Gather, from the listing beneath this task, every line holding the string "Party".

Figure data in JSON
════════════════════
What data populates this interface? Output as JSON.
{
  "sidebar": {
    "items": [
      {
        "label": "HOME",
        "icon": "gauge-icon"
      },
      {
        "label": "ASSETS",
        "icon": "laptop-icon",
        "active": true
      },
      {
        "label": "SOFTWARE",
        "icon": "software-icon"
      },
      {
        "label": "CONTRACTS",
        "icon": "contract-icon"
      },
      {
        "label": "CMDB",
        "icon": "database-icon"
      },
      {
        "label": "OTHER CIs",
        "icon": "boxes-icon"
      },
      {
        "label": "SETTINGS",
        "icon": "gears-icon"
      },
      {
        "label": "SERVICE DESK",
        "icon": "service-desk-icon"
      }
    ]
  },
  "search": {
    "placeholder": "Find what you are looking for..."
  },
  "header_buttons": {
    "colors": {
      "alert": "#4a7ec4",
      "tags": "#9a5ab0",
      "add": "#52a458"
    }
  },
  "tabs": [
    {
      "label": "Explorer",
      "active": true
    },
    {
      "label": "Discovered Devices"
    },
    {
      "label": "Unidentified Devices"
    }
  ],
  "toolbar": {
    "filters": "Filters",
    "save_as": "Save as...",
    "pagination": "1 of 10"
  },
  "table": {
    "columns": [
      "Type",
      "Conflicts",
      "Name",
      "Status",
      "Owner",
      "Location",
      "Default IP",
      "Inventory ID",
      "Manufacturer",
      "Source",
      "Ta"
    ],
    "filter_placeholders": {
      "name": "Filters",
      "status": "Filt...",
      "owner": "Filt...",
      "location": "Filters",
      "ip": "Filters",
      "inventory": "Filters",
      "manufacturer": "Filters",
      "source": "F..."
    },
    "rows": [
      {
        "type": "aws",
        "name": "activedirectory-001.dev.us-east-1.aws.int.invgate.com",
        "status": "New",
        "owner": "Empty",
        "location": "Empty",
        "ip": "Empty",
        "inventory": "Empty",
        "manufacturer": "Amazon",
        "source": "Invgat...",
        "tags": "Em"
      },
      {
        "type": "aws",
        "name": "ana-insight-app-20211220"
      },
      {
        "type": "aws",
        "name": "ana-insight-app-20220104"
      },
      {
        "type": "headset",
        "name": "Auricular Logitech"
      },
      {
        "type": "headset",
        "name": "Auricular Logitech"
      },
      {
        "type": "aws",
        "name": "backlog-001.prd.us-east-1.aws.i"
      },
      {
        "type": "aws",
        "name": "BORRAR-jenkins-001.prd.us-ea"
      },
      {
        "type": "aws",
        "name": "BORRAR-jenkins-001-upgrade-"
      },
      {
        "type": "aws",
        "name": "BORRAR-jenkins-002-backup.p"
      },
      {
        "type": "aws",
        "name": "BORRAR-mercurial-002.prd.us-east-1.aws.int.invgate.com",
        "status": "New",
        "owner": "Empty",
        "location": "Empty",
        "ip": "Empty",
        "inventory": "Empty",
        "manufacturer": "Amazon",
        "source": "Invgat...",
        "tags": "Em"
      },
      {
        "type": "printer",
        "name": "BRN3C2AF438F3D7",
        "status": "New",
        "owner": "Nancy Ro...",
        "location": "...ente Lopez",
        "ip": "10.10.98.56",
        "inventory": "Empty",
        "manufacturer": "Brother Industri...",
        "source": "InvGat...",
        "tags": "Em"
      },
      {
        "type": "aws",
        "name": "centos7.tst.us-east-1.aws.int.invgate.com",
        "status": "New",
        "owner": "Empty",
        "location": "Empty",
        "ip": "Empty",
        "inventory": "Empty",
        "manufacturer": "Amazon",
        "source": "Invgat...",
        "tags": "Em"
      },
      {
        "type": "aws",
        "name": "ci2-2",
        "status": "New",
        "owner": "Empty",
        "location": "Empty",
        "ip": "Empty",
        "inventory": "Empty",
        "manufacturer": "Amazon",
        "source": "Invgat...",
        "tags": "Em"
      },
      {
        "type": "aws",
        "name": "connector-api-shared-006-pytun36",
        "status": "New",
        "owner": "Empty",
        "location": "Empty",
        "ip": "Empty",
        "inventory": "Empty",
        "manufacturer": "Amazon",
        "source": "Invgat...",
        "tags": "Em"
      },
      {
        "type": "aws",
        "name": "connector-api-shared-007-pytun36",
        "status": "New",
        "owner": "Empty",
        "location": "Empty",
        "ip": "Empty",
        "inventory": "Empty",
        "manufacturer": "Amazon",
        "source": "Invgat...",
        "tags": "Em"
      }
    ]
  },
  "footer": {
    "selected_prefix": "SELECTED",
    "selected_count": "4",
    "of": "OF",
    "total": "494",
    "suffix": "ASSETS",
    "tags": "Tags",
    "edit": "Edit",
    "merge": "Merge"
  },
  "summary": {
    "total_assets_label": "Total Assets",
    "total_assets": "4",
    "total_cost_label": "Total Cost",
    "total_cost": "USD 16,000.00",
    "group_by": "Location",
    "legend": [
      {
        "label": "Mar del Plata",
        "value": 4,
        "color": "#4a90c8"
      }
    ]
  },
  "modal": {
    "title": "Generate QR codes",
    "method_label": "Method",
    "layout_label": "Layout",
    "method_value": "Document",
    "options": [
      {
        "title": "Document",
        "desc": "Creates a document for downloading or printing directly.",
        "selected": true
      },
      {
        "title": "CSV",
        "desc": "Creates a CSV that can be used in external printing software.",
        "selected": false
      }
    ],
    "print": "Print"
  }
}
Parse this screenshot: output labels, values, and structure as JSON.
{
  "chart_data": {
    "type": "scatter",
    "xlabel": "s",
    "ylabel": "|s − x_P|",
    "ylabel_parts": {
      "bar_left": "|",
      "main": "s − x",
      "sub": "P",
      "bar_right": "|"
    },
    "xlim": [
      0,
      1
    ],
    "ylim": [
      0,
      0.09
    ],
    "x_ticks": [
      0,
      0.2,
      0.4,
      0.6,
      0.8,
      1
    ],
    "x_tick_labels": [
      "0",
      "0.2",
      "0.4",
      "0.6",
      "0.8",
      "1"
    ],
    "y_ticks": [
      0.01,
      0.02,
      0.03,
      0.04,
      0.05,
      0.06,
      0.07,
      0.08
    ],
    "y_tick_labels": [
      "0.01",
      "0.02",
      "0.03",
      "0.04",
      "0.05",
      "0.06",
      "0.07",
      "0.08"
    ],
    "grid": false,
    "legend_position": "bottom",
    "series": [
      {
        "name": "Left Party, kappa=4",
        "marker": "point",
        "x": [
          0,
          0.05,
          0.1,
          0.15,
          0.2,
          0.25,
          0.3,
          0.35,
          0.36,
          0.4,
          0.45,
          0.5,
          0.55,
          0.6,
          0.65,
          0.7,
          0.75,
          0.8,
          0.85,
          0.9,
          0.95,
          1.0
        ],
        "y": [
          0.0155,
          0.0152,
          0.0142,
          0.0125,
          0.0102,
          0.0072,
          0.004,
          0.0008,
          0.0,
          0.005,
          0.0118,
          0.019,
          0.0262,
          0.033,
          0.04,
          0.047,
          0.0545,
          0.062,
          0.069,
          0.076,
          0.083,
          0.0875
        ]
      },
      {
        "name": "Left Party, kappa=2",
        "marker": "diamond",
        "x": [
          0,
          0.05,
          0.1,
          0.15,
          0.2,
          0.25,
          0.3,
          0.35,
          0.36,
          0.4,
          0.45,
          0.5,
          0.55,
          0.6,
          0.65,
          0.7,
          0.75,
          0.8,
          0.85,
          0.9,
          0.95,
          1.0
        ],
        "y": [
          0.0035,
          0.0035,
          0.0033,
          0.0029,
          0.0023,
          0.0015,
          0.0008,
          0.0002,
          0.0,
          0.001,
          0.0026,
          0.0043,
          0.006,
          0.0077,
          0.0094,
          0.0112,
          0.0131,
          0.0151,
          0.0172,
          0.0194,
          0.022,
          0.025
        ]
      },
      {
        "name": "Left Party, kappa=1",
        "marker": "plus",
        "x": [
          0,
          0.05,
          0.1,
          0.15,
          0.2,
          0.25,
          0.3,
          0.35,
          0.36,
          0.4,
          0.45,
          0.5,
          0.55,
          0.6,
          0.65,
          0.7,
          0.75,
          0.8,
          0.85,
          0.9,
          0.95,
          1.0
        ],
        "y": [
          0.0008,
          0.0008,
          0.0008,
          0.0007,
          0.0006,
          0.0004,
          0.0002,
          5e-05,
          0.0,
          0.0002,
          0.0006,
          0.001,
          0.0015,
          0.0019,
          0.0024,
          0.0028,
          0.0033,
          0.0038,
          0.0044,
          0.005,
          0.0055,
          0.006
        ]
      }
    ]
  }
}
════════════════════
**RESULT BELOW:**
        "name": "Left Party, kappa=4",
        "name": "Left Party, kappa=2",
        "name": "Left Party, kappa=1",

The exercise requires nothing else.